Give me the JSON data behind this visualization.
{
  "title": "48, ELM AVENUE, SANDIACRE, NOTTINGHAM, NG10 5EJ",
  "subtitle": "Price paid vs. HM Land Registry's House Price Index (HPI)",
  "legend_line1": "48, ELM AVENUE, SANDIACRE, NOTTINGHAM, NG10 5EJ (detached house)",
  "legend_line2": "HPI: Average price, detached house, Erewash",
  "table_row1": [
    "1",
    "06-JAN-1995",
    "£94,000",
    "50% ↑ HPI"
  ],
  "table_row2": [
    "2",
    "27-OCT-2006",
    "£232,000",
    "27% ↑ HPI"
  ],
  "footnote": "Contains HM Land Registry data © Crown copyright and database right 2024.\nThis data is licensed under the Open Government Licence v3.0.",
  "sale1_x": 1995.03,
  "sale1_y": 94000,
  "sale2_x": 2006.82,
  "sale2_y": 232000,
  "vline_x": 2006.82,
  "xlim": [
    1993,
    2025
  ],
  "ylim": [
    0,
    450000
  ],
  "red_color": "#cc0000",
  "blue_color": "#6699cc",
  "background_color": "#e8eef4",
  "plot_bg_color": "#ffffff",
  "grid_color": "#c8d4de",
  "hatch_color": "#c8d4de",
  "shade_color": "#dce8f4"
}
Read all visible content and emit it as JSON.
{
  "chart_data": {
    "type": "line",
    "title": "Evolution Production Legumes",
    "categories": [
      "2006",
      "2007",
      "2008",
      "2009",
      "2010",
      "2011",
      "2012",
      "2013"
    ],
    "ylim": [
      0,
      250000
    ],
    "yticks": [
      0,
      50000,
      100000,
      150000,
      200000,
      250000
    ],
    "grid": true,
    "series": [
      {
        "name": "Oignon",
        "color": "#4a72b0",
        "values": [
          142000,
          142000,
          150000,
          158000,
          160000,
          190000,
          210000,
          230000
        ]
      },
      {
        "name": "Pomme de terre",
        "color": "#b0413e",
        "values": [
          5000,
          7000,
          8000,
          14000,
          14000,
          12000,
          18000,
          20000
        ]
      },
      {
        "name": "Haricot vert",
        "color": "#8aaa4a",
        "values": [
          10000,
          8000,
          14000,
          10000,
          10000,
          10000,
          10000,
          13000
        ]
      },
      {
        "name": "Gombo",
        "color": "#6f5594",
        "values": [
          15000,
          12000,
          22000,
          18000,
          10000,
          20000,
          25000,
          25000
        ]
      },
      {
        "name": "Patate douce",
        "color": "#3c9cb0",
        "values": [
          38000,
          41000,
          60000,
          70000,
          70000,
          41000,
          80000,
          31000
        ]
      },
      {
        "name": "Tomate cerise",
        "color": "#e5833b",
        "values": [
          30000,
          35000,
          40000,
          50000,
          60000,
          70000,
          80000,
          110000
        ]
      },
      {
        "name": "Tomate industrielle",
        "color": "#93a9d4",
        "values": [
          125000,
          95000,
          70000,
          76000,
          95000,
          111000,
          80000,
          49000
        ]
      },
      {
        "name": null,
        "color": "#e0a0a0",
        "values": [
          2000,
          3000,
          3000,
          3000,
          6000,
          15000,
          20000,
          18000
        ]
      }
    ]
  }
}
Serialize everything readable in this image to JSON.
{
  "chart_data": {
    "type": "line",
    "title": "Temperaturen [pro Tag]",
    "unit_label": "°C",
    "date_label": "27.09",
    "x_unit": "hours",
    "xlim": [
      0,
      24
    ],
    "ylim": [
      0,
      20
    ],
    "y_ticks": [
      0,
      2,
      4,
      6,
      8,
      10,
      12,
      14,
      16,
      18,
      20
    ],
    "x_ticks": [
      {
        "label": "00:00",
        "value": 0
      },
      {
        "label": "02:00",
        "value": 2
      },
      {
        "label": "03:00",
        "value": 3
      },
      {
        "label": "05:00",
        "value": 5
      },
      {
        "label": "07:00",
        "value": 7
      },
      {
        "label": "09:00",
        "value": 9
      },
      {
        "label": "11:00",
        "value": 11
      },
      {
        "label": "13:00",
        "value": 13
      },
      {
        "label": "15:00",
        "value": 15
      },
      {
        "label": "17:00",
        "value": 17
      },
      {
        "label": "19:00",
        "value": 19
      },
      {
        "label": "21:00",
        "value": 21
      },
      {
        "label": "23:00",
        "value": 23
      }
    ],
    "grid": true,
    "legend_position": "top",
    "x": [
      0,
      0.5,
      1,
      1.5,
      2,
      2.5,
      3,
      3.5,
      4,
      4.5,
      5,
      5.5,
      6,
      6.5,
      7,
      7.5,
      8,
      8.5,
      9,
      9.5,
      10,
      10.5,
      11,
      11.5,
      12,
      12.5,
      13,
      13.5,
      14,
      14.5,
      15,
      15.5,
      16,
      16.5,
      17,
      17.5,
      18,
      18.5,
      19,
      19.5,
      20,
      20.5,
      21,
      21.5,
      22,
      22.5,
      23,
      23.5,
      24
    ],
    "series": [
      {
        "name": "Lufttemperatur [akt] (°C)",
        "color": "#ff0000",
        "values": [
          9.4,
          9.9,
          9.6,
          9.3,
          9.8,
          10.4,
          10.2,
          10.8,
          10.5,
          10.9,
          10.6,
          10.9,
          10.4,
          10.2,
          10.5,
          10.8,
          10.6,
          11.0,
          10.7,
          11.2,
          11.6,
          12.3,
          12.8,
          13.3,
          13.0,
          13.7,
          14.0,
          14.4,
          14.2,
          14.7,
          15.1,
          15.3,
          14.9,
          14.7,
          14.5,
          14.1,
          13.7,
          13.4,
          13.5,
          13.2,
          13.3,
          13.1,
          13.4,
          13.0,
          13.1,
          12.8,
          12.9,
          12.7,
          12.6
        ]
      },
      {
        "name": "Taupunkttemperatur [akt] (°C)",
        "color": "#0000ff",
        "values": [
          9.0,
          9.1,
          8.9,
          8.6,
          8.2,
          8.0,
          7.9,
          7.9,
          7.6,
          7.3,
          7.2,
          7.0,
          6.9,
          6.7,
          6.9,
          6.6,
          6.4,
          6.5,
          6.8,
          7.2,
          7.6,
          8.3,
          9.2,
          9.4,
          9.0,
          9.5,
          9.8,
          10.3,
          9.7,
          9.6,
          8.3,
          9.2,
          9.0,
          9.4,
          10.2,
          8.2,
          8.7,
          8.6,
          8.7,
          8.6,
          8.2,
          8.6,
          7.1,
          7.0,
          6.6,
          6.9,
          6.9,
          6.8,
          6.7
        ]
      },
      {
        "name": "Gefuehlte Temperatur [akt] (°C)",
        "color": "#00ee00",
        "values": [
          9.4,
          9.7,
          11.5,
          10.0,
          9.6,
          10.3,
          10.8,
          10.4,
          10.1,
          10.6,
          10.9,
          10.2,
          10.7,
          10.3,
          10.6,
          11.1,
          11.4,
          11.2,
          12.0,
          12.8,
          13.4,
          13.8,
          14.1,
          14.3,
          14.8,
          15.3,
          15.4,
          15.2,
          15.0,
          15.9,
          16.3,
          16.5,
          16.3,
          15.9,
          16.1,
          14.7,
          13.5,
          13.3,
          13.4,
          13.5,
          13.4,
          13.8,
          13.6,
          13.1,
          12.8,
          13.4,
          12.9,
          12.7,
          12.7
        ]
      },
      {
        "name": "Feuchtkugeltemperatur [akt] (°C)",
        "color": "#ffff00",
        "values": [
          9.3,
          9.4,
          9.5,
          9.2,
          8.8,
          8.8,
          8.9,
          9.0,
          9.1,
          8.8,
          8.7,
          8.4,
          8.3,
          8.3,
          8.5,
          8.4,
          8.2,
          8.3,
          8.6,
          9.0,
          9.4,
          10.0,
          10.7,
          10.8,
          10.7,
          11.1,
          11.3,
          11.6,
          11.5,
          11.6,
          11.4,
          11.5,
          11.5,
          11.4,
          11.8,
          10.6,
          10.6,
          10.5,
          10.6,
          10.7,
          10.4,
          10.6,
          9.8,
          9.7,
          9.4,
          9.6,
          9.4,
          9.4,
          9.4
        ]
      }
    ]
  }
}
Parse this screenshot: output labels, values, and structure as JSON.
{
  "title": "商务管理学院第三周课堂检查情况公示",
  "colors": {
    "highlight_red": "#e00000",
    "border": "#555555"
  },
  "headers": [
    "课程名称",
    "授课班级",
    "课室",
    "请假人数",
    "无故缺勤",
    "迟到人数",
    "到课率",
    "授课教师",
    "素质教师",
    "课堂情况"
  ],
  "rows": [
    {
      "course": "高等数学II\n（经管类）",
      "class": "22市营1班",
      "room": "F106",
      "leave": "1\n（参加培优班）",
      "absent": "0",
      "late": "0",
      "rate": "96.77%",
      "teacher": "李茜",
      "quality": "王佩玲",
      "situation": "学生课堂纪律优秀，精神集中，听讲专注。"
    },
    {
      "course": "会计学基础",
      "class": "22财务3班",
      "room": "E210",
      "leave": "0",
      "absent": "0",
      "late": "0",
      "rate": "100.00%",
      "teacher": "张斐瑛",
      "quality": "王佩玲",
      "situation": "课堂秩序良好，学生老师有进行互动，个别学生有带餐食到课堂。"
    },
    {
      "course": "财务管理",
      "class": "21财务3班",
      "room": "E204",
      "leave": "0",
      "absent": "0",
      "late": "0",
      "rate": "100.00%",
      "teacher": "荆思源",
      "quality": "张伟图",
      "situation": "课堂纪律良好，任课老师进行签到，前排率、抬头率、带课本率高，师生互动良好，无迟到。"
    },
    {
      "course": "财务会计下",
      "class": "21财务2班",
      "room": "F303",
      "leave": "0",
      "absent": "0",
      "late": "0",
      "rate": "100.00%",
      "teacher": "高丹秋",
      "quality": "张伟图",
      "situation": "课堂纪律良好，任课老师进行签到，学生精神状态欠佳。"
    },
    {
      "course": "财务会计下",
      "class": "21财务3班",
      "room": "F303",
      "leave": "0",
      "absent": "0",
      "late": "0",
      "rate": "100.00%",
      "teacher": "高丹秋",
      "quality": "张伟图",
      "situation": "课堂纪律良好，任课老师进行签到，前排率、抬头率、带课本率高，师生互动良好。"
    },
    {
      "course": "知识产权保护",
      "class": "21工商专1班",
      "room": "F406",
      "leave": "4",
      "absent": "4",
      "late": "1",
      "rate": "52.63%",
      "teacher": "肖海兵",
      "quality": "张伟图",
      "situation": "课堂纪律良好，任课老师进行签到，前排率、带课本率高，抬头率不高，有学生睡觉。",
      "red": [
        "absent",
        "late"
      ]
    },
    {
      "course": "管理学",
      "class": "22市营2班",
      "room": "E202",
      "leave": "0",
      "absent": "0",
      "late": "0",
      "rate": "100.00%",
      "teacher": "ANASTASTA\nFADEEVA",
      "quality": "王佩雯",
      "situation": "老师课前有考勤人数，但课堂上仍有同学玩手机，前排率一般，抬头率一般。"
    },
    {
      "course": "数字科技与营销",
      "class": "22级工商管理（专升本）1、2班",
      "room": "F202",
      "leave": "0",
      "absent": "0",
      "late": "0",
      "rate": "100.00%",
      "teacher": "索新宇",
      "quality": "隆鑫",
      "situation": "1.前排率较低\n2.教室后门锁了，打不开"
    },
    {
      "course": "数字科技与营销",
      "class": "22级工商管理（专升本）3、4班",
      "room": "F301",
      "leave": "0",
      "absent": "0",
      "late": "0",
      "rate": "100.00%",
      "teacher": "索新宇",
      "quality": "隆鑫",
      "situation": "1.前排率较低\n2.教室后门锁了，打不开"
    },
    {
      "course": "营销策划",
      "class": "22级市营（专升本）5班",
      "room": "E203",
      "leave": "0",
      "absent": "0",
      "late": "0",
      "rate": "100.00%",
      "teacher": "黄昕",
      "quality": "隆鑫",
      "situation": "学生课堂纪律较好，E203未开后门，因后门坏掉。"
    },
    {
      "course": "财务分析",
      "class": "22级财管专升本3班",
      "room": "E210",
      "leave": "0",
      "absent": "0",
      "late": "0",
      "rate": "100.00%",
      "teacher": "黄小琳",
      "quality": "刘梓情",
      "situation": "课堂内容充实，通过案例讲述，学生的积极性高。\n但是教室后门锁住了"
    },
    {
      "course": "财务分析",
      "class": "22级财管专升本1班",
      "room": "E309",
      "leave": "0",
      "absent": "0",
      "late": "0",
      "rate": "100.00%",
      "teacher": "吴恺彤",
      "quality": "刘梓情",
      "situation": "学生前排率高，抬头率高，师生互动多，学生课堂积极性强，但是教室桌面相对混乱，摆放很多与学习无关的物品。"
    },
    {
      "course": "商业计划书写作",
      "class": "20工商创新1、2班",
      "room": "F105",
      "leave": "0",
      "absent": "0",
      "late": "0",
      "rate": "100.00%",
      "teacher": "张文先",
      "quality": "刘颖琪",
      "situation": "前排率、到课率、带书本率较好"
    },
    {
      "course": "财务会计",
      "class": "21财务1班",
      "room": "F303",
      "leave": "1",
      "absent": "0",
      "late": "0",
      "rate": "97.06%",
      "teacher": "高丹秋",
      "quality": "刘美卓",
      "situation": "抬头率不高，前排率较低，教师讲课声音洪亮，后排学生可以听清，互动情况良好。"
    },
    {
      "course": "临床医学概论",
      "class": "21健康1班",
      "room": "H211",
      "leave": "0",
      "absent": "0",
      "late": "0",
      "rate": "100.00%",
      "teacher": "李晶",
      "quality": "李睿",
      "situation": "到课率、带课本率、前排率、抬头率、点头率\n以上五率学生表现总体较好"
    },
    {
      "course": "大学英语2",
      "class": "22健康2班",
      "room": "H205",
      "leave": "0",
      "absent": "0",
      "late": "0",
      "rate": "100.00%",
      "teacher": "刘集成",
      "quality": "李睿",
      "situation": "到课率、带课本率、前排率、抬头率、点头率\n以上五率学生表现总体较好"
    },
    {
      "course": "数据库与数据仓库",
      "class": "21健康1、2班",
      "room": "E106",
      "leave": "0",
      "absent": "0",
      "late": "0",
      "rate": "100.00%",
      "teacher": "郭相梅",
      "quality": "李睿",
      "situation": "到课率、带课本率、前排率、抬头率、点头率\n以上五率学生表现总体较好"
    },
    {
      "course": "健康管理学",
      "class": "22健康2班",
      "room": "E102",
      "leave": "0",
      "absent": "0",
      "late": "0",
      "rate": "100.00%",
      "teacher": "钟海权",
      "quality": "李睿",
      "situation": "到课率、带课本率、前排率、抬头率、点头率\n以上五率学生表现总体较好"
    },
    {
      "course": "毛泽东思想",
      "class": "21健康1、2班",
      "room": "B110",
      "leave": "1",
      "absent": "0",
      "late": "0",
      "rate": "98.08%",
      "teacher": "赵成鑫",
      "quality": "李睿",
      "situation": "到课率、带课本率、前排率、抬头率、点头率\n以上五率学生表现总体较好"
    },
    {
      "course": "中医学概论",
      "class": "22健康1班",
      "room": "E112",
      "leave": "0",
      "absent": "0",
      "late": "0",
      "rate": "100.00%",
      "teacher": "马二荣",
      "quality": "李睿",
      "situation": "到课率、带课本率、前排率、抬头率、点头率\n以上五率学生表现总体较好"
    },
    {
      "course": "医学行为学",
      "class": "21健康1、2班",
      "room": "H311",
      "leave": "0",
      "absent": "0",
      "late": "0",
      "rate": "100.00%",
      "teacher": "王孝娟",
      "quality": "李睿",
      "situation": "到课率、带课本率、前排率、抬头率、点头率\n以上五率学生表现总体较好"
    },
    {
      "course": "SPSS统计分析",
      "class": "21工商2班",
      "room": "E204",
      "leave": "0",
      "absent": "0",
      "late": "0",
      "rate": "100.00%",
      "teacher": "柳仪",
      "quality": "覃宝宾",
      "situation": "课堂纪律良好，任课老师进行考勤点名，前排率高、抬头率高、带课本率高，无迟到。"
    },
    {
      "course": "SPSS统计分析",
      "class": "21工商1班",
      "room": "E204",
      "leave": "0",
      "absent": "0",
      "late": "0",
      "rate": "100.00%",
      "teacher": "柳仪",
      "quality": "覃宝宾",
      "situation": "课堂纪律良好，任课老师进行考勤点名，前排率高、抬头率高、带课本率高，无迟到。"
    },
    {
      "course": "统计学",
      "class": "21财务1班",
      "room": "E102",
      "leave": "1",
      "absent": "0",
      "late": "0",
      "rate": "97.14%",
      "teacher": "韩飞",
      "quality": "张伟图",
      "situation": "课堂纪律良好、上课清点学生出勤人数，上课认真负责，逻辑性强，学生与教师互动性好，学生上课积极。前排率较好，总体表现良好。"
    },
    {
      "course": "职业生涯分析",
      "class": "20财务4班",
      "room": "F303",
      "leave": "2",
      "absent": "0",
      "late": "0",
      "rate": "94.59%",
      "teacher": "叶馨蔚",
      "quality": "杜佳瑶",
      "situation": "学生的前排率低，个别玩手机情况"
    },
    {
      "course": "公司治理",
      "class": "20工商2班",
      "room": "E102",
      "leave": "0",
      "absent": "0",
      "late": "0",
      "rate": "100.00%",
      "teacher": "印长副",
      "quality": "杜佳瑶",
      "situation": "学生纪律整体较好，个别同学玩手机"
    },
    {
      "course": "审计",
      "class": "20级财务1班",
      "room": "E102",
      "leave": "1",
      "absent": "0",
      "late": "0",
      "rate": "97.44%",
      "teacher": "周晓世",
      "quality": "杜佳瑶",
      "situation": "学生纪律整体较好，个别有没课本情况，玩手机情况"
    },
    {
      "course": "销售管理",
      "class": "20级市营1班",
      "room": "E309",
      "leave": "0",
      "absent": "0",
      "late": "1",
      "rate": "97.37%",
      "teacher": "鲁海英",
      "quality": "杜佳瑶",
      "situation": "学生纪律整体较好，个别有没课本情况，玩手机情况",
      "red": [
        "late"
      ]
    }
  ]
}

----

Copy out every line of the data that includes the word "name".

        "name": "Oignon",
        "name": "Pomme de terre",
        "name": "Haricot vert",
        "name": "Gombo",
        "name": "Patate douce",
        "name": "Tomate cerise",
        "name": "Tomate industrielle",
        "name": null,
        "name": "Lufttemperatur [akt] (°C)",
        "name": "Taupunkttemperatur [akt] (°C)",
        "name": "Gefuehlte Temperatur [akt] (°C)",
        "name": "Feuchtkugeltemperatur [akt] (°C)",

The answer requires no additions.